What is required:
Every record is to be restated exactly, with nothing left out.

Start of Block

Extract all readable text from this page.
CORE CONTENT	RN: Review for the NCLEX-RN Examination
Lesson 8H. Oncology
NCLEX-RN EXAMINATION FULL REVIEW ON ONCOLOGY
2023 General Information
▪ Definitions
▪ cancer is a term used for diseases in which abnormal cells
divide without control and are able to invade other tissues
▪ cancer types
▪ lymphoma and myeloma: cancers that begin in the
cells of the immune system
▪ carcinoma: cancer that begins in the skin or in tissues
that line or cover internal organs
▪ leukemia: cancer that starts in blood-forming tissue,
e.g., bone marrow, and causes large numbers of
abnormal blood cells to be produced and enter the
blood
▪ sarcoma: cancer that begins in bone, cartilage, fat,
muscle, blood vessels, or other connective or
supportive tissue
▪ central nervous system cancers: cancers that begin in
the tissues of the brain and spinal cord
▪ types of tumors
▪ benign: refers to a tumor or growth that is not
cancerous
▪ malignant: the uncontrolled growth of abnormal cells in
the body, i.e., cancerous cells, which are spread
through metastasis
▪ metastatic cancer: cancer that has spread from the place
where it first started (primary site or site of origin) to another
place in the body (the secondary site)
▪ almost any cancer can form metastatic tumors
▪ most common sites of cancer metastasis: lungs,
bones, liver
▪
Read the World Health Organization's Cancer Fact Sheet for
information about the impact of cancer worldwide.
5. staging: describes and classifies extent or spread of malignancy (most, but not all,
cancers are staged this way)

End of Block

Solution to the problem:
Extract all readable text from this page.
CORE CONTENT	RN: Review for the NCLEX-RN Examination
Lesson 8H. Oncology
NCLEX-RN EXAMINATION FULL REVIEW ON ONCOLOGY
2023 General Information
▪ Definitions
▪ cancer is a term used for diseases in which abnormal cells
divide without control and are able to invade other tissues
▪ cancer types
▪ lymphoma and myeloma: cancers that begin in the
cells of the immune system
▪ carcinoma: cancer that begins in the skin or in tissues
that line or cover internal organs
▪ leukemia: cancer that starts in blood-forming tissue,
e.g., bone marrow, and causes large numbers of
abnormal blood cells to be produced and enter the
blood
▪ sarcoma: cancer that begins in bone, cartilage, fat,
muscle, blood vessels, or other connective or
supportive tissue
▪ central nervous system cancers: cancers that begin in
the tissues of the brain and spinal cord
▪ types of tumors
▪ benign: refers to a tumor or growth that is not
cancerous
▪ malignant: the uncontrolled growth of abnormal cells in
the body, i.e., cancerous cells, which are spread
through metastasis
▪ metastatic cancer: cancer that has spread from the place
where it first started (primary site or site of origin) to another
place in the body (the secondary site)
▪ almost any cancer can form metastatic tumors
▪ most common sites of cancer metastasis: lungs,
bones, liver
▪
Read the World Health Organization's Cancer Fact Sheet for
information about the impact of cancer worldwide.
5. staging: describes and classifies extent or spread of malignancy (most, but not all,
cancers are staged this way)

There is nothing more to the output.